--- BEGIN Dataset records ---

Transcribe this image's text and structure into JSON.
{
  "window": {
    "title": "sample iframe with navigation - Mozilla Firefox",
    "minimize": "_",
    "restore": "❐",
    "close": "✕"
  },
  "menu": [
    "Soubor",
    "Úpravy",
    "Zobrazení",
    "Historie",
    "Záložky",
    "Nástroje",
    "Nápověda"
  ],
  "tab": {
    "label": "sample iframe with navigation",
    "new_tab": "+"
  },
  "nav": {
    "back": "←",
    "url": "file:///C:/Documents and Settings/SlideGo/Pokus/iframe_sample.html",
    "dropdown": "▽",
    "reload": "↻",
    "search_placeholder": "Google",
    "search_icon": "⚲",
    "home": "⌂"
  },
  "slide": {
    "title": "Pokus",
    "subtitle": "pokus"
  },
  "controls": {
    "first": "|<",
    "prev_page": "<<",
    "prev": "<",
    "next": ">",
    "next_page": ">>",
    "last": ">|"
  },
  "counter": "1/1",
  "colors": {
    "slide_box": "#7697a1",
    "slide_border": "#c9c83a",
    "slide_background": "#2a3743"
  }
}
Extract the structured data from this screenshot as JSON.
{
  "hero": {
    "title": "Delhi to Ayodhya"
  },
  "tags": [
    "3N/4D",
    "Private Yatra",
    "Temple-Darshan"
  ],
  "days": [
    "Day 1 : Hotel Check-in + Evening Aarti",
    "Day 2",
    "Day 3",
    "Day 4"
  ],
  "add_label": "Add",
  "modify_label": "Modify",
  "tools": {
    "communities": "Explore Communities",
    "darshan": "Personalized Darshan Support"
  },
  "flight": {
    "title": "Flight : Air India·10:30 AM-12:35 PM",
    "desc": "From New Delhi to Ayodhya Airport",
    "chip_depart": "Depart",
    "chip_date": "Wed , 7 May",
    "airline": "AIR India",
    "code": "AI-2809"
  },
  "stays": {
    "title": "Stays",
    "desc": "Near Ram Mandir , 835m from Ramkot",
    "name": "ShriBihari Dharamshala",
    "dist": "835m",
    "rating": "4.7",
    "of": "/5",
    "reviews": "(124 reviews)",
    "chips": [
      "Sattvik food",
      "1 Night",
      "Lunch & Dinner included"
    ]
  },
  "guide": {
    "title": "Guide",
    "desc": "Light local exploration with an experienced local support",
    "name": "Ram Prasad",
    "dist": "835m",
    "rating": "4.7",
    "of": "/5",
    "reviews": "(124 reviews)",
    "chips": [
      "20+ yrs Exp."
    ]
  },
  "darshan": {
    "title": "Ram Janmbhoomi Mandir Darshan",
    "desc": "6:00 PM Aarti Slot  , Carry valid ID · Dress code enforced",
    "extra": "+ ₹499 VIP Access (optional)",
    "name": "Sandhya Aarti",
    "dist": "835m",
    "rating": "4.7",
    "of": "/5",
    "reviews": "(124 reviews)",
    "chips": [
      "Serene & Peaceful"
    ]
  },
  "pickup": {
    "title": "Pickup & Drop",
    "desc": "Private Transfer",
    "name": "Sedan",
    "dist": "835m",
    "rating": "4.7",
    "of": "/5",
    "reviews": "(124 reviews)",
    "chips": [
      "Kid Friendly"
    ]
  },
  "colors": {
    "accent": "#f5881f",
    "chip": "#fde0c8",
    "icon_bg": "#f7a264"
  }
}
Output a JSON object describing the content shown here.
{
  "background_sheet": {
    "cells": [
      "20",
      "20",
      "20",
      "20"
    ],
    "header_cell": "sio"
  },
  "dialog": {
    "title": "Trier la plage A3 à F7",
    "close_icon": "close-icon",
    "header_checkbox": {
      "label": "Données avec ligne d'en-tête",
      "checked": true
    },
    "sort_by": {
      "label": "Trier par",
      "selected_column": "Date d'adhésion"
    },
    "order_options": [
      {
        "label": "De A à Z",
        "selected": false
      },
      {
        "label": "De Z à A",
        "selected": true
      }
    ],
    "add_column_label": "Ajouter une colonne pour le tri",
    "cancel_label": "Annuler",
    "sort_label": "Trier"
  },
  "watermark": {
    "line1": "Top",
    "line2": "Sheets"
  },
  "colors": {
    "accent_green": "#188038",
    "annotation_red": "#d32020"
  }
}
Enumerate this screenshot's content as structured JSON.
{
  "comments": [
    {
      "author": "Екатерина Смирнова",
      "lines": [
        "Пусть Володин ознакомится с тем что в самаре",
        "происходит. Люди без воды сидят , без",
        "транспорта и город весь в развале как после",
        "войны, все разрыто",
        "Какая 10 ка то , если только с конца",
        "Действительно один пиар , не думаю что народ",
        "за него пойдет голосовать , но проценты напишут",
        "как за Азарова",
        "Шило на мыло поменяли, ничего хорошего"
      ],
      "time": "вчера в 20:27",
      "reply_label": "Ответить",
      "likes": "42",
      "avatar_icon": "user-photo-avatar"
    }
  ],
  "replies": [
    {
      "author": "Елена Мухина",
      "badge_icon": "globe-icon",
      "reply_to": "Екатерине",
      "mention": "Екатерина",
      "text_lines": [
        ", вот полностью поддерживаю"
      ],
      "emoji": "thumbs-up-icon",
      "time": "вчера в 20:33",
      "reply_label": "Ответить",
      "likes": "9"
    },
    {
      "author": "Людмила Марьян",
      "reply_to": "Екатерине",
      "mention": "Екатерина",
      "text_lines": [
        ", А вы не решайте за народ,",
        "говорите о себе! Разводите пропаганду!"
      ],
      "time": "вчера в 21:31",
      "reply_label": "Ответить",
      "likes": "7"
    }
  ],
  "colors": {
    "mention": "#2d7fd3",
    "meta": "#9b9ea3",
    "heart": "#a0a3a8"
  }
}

--- END Dataset records ---

*Short task*
Extract every line above exactly as it stands.

*Output below*
Transcribe this image's text and structure into JSON.
{
  "window": {
    "title": "sample iframe with navigation - Mozilla Firefox",
    "minimize": "_",
    "restore": "❐",
    "close": "✕"
  },
  "menu": [
    "Soubor",
    "Úpravy",
    "Zobrazení",
    "Historie",
    "Záložky",
    "Nástroje",
    "Nápověda"
  ],
  "tab": {
    "label": "sample iframe with navigation",
    "new_tab": "+"
  },
  "nav": {
    "back": "←",
    "url": "file:///C:/Documents and Settings/SlideGo/Pokus/iframe_sample.html",
    "dropdown": "▽",
    "reload": "↻",
    "search_placeholder": "Google",
    "search_icon": "⚲",
    "home": "⌂"
  },
  "slide": {
    "title": "Pokus",
    "subtitle": "pokus"
  },
  "controls": {
    "first": "|<",
    "prev_page": "<<",
    "prev": "<",
    "next": ">",
    "next_page": ">>",
    "last": ">|"
  },
  "counter": "1/1",
  "colors": {
    "slide_box": "#7697a1",
    "slide_border": "#c9c83a",
    "slide_background": "#2a3743"
  }
}
Extract the structured data from this screenshot as JSON.
{
  "hero": {
    "title": "Delhi to Ayodhya"
  },
  "tags": [
    "3N/4D",
    "Private Yatra",
    "Temple-Darshan"
  ],
  "days": [
    "Day 1 : Hotel Check-in + Evening Aarti",
    "Day 2",
    "Day 3",
    "Day 4"
  ],
  "add_label": "Add",
  "modify_label": "Modify",
  "tools": {
    "communities": "Explore Communities",
    "darshan": "Personalized Darshan Support"
  },
  "flight": {
    "title": "Flight : Air India·10:30 AM-12:35 PM",
    "desc": "From New Delhi to Ayodhya Airport",
    "chip_depart": "Depart",
    "chip_date": "Wed , 7 May",
    "airline": "AIR India",
    "code": "AI-2809"
  },
  "stays": {
    "title": "Stays",
    "desc": "Near Ram Mandir , 835m from Ramkot",
    "name": "ShriBihari Dharamshala",
    "dist": "835m",
    "rating": "4.7",
    "of": "/5",
    "reviews": "(124 reviews)",
    "chips": [
      "Sattvik food",
      "1 Night",
      "Lunch & Dinner included"
    ]
  },
  "guide": {
    "title": "Guide",
    "desc": "Light local exploration with an experienced local support",
    "name": "Ram Prasad",
    "dist": "835m",
    "rating": "4.7",
    "of": "/5",
    "reviews": "(124 reviews)",
    "chips": [
      "20+ yrs Exp."
    ]
  },
  "darshan": {
    "title": "Ram Janmbhoomi Mandir Darshan",
    "desc": "6:00 PM Aarti Slot  , Carry valid ID · Dress code enforced",
    "extra": "+ ₹499 VIP Access (optional)",
    "name": "Sandhya Aarti",
    "dist": "835m",
    "rating": "4.7",
    "of": "/5",
    "reviews": "(124 reviews)",
    "chips": [
      "Serene & Peaceful"
    ]
  },
  "pickup": {
    "title": "Pickup & Drop",
    "desc": "Private Transfer",
    "name": "Sedan",
    "dist": "835m",
    "rating": "4.7",
    "of": "/5",
    "reviews": "(124 reviews)",
    "chips": [
      "Kid Friendly"
    ]
  },
  "colors": {
    "accent": "#f5881f",
    "chip": "#fde0c8",
    "icon_bg": "#f7a264"
  }
}
Output a JSON object describing the content shown here.
{
  "background_sheet": {
    "cells": [
      "20",
      "20",
      "20",
      "20"
    ],
    "header_cell": "sio"
  },
  "dialog": {
    "title": "Trier la plage A3 à F7",
    "close_icon": "close-icon",
    "header_checkbox": {
      "label": "Données avec ligne d'en-tête",
      "checked": true
    },
    "sort_by": {
      "label": "Trier par",
      "selected_column": "Date d'adhésion"
    },
    "order_options": [
      {
        "label": "De A à Z",
        "selected": false
      },
      {
        "label": "De Z à A",
        "selected": true
      }
    ],
    "add_column_label": "Ajouter une colonne pour le tri",
    "cancel_label": "Annuler",
    "sort_label": "Trier"
  },
  "watermark": {
    "line1": "Top",
    "line2": "Sheets"
  },
  "colors": {
    "accent_green": "#188038",
    "annotation_red": "#d32020"
  }
}
Enumerate this screenshot's content as structured JSON.
{
  "comments": [
    {
      "author": "Екатерина Смирнова",
      "lines": [
        "Пусть Володин ознакомится с тем что в самаре",
        "происходит. Люди без воды сидят , без",
        "транспорта и город весь в развале как после",
        "войны, все разрыто",
        "Какая 10 ка то , если только с конца",
        "Действительно один пиар , не думаю что народ",
        "за него пойдет голосовать , но проценты напишут",
        "как за Азарова",
        "Шило на мыло поменяли, ничего хорошего"
      ],
      "time": "вчера в 20:27",
      "reply_label": "Ответить",
      "likes": "42",
      "avatar_icon": "user-photo-avatar"
    }
  ],
  "replies": [
    {
      "author": "Елена Мухина",
      "badge_icon": "globe-icon",
      "reply_to": "Екатерине",
      "mention": "Екатерина",
      "text_lines": [
        ", вот полностью поддерживаю"
      ],
      "emoji": "thumbs-up-icon",
      "time": "вчера в 20:33",
      "reply_label": "Ответить",
      "likes": "9"
    },
    {
      "author": "Людмила Марьян",
      "reply_to": "Екатерине",
      "mention": "Екатерина",
      "text_lines": [
        ", А вы не решайте за народ,",
        "говорите о себе! Разводите пропаганду!"
      ],
      "time": "вчера в 21:31",
      "reply_label": "Ответить",
      "likes": "7"
    }
  ],
  "colors": {
    "mention": "#2d7fd3",
    "meta": "#9b9ea3",
    "heart": "#a0a3a8"
  }
}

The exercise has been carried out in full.